Collection entries
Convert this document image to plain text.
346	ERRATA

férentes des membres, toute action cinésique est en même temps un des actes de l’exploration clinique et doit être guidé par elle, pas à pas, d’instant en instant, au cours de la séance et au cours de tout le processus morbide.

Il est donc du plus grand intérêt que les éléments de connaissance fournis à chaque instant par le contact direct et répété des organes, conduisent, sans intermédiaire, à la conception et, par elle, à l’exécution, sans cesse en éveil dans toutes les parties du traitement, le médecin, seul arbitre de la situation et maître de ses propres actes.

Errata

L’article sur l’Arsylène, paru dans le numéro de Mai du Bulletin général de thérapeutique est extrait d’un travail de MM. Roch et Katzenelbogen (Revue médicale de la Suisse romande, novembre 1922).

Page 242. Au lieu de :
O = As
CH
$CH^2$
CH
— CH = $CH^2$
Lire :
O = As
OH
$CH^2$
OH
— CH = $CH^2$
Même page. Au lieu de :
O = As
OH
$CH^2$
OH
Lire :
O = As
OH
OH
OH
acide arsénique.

Written problem:
Every line above should be written out again exactly as it stands.

Result of the task:
Convert this document image to plain text.
346	ERRATA

férentes des membres, toute action cinésique est en même temps un des actes de l’exploration clinique et doit être guidé par elle, pas à pas, d’instant en instant, au cours de la séance et au cours de tout le processus morbide.

Il est donc du plus grand intérêt que les éléments de connaissance fournis à chaque instant par le contact direct et répété des organes, conduisent, sans intermédiaire, à la conception et, par elle, à l’exécution, sans cesse en éveil dans toutes les parties du traitement, le médecin, seul arbitre de la situation et maître de ses propres actes.

Errata

L’article sur l’Arsylène, paru dans le numéro de Mai du Bulletin général de thérapeutique est extrait d’un travail de MM. Roch et Katzenelbogen (Revue médicale de la Suisse romande, novembre 1922).

Page 242. Au lieu de :
O = As
CH
$CH^2$
CH
— CH = $CH^2$
Lire :
O = As
OH
$CH^2$
OH
— CH = $CH^2$
Même page. Au lieu de :
O = As
OH
$CH^2$
OH
Lire :
O = As
OH
OH
OH
acide arsénique.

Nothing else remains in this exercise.